Se não encontramos essas pessoas, mudamos de rede social, vamos para aquelas onde raramente ocorre uma discussão como o Instagran onde a preponderância de fotos lindas e maravilhosas dão muito mais curtidas, alimentando o nosso sentimento de pertencimento.
Nunca tivemos tanta informação e nunca a ignorância desfilou tão solta e reluzente aos olhos de incultos, maldosos e em uma parcela de inocentes. E é evidente também que nesse instante de transformação social, onde muitos não encontram mais espaço nesse novo mercado de trabalho que se desenha, levando os mesmo a serem massas de manobra das mais despudoradas teorias da conspiração, onde loucura pouca é bobagem.
Logo passamos a ser viciados em mentiras que nos projetam em nosso grupo, na bolha que vivemos, o filtro deixa de estar preocupado com a construção da verdade e vira prisioneiro da narrativa que fortalece os extremos em um hábito viciante.
Os algoritmos operam para detecção do perfil psíquico, social, econômico, político, enfim, a detecção da forma mentis do usuário, com publicidades que cada dia mais ficam personalizadas para o nosso gosto e necessidade, tudo com o propósito de fazer o match point do marketing digital, a chamada “conversão”.
Para isso vasculham nosso histórico de buscas e curtidas, parametrizam o nosso tempo em cada conteúdo, tudo milimetricamente estudado pelos senhores de nossas escolhas, “os algoritmos”.
Os celulares são de fato a nova nicotina, na fila do banco, na espera do consultório, somos por designs cada dia mais responsivos, embriagados de novas doses viciantes, que nos transformam em prisioneiros de suas telas.
Nosso tempo é o produto, e a ignorância dos que se sentem empoderados o maior aliado desses novos tempos. Em recente artigo, que tratava da moral seletiva dos adoradores de ditadores, seja de direita ou de esquerda, o historiador Leandro Karnal da destaque a essa moral por conveniência: “tenho horror a ditaduras, sejam revestidas do rótulo de esquerda ou de direita. Impera, nos dois campos, uma moral seletiva. Ditador sanguinário e insuportável é o outro, do polo oposto. Quando o governo autoritário é do grupo que eu milito, começam as relativizações.
Tenho a experiência há décadas. Ataco a violência da ditadura chilena sob Pinochet. Meus alunos se emocionam, aplaudem, concordam com olhares e sabem que eu estou ao lado deles. Faço reflexões duras sobre ações criminosas como a Operação Condor que reuniu bandidos a serviço do Estado no Cone Sul e mesmo efeito: sou o herói do dia, o bom professor, o pensador claro e crítico. Ao final da aula, analisando os horrores das ditaduras conservadoras, de Rafael Trujillo a Alfredo Stroessner, viro o historiador bom e exato. Alunos chegam até minha mesa e pedem mais bibliografia e indicações de nomes para pesquisa. Fico feliz: jovens são sensíveis à violação dos direitos humanos, abominam tribunais de exceção e condenam a tortura.

- **Tarefa proposta**: Segundo o texto sobre redes sociais e algoritmos, a que são comparados os celulares? O material não guarda relação alguma com o texto.

- **Material de origem**:
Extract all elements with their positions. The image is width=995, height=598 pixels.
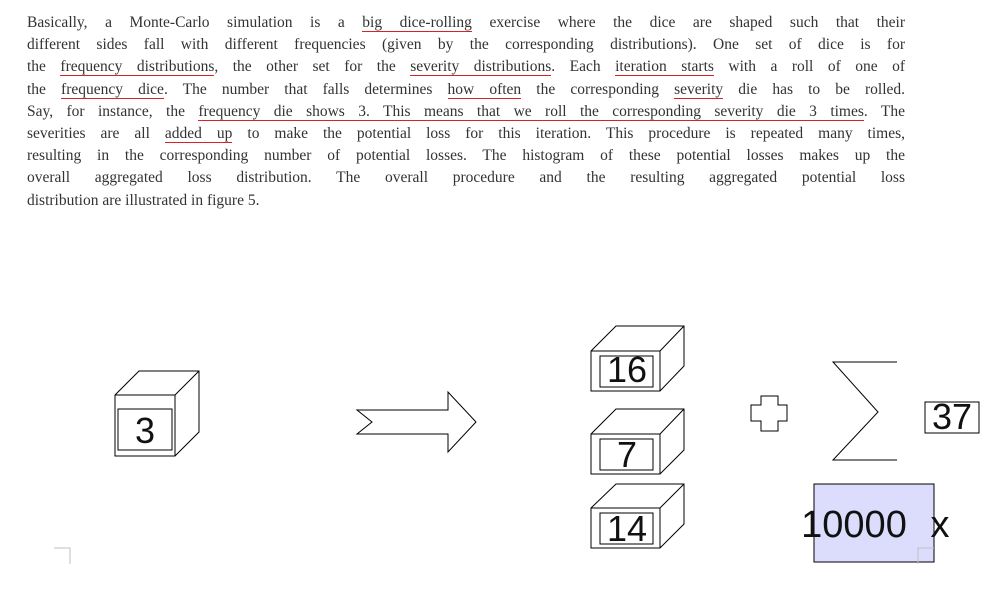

- **Resolução detalhada**: Os celulares são comparados à nova nicotina.